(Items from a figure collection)
## Begin
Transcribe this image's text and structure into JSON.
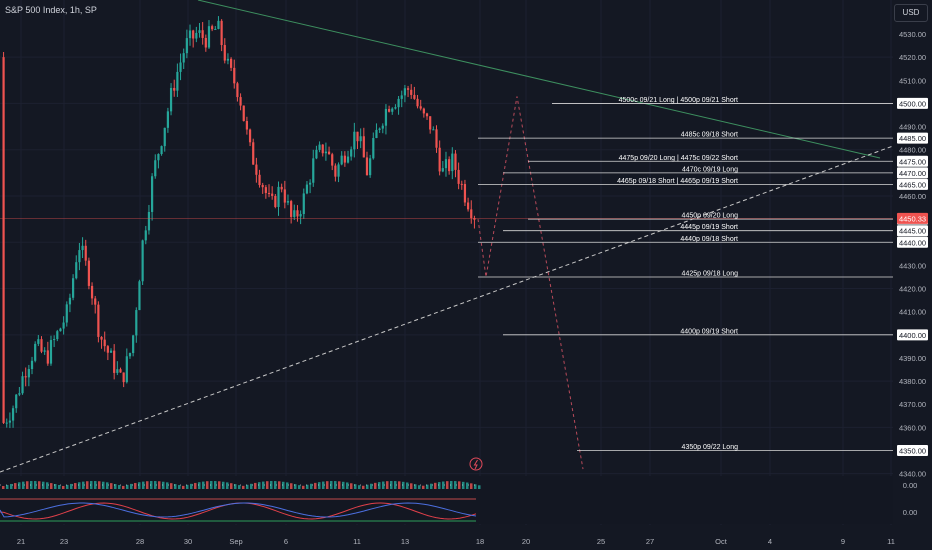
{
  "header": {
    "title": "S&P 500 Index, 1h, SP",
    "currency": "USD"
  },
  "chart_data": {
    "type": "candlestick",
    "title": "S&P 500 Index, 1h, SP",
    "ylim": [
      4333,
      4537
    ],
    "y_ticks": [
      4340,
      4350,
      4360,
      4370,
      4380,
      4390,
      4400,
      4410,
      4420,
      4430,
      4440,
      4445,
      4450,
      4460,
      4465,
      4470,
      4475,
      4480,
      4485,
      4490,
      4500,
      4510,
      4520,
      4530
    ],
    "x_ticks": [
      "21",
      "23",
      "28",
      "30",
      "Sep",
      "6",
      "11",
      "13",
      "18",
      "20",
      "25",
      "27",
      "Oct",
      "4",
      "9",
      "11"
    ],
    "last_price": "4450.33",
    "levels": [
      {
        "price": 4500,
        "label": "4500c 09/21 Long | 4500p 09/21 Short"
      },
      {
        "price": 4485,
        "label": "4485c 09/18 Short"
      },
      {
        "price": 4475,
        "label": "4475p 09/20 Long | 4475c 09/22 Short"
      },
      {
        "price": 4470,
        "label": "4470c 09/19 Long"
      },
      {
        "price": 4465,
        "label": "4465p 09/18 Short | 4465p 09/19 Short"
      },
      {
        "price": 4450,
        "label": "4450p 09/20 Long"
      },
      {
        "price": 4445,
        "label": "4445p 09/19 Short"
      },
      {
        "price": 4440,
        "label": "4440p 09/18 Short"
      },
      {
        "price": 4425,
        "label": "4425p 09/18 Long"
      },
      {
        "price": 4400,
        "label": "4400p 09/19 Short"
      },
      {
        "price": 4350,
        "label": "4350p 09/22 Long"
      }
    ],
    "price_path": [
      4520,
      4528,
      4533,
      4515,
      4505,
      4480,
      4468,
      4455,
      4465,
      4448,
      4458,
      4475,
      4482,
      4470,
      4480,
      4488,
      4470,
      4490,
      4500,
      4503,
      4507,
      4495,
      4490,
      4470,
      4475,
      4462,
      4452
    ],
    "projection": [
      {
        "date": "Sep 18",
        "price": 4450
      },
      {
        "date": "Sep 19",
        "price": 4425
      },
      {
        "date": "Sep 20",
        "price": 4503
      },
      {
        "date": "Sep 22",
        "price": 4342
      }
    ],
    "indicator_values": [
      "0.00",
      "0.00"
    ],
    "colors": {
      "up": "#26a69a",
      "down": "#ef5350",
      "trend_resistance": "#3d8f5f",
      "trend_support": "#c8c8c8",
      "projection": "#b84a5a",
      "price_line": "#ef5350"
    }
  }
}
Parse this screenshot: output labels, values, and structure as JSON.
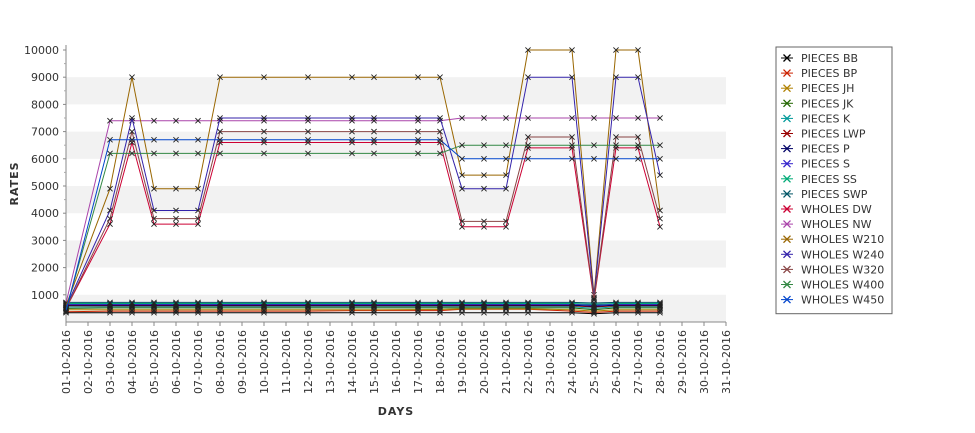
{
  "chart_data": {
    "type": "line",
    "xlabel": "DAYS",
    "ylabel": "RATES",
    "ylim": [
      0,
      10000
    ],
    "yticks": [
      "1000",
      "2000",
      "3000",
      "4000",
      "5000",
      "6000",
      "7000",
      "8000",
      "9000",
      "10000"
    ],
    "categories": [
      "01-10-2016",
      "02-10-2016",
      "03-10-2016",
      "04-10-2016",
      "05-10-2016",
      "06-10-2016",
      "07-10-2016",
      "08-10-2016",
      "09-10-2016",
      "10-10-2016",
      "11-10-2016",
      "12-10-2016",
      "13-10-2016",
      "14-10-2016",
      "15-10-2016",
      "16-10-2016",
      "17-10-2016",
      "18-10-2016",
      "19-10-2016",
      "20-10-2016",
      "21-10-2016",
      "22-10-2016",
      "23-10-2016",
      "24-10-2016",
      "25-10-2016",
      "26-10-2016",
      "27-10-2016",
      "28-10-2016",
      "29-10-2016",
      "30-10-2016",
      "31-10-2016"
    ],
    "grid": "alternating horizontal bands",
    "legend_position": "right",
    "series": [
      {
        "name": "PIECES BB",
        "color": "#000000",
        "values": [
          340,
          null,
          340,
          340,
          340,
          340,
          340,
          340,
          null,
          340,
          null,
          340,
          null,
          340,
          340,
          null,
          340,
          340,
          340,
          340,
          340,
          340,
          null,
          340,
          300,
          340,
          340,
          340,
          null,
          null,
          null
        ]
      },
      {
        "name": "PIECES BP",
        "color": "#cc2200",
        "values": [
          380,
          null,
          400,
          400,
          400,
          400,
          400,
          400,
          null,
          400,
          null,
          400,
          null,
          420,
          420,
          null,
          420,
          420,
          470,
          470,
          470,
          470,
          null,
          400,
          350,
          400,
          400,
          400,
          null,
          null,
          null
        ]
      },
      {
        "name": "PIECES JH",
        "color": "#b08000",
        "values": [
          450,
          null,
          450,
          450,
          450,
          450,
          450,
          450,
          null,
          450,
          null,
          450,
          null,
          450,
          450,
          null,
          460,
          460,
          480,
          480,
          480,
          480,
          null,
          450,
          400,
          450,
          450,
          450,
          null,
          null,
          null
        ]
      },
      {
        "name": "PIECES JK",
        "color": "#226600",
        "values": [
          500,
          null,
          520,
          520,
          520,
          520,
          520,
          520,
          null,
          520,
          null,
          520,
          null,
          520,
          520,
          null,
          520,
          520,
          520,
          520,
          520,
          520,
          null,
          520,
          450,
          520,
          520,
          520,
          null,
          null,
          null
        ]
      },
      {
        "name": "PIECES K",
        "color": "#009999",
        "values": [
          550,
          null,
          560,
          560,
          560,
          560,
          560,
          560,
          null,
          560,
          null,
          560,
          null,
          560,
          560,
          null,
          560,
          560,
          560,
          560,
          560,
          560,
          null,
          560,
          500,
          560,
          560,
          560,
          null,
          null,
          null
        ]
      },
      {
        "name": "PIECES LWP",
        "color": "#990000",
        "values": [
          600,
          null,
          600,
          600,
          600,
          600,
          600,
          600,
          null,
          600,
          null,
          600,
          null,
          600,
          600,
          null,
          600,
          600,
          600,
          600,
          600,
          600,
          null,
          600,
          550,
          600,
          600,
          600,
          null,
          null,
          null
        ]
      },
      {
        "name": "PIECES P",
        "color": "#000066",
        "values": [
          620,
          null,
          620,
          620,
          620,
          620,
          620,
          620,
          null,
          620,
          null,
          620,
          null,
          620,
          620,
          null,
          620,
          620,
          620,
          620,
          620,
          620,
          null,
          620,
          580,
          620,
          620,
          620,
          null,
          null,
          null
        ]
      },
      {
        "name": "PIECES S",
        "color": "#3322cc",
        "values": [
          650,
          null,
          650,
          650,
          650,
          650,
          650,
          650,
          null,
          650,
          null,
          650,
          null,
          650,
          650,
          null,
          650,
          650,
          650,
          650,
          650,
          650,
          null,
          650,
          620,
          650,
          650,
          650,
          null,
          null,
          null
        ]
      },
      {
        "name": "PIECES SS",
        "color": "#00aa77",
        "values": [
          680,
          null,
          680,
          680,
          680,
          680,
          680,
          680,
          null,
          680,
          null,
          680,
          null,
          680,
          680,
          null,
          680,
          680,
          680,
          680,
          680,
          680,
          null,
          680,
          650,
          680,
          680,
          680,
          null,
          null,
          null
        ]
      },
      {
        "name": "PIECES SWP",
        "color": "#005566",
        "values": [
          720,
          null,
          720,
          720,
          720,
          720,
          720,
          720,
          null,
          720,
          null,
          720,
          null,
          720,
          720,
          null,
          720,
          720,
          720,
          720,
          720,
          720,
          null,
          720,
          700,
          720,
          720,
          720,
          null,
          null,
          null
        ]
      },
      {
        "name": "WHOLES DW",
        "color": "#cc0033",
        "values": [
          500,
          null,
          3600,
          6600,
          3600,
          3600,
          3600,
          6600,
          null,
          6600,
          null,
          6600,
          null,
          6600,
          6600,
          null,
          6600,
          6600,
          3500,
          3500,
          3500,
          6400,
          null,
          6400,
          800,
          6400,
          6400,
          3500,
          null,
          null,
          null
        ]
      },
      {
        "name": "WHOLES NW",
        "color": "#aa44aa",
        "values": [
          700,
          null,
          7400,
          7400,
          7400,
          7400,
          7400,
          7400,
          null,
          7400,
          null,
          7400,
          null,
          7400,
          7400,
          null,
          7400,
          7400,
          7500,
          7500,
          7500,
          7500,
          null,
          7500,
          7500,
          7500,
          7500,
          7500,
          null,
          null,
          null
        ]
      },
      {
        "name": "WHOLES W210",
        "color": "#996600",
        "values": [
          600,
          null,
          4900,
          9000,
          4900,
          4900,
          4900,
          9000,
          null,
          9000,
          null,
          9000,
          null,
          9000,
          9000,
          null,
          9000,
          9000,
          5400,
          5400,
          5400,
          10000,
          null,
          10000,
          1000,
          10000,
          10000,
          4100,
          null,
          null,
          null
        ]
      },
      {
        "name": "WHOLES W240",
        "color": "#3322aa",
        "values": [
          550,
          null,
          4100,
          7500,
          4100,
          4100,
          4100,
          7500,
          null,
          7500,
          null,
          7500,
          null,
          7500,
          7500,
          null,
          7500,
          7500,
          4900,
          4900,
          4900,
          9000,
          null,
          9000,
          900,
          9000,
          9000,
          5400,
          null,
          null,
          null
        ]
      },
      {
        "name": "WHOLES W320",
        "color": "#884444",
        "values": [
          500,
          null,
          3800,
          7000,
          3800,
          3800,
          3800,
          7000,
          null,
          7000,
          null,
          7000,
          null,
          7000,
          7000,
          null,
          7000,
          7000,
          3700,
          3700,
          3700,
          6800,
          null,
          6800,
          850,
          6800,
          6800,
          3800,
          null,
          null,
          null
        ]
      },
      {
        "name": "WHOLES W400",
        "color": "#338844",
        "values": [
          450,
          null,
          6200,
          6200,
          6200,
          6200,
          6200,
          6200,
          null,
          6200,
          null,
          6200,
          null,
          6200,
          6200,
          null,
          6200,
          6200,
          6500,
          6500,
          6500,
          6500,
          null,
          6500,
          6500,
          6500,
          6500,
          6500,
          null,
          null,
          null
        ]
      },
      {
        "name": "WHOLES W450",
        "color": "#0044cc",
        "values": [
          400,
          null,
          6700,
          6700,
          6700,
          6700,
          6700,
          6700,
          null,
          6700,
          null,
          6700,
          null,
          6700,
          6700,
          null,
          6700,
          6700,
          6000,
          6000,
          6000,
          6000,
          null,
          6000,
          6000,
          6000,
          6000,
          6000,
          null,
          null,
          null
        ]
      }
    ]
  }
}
## End
## Challenge
How many lines in the listing contain "Long"? Answer with the number alone.

## Result
6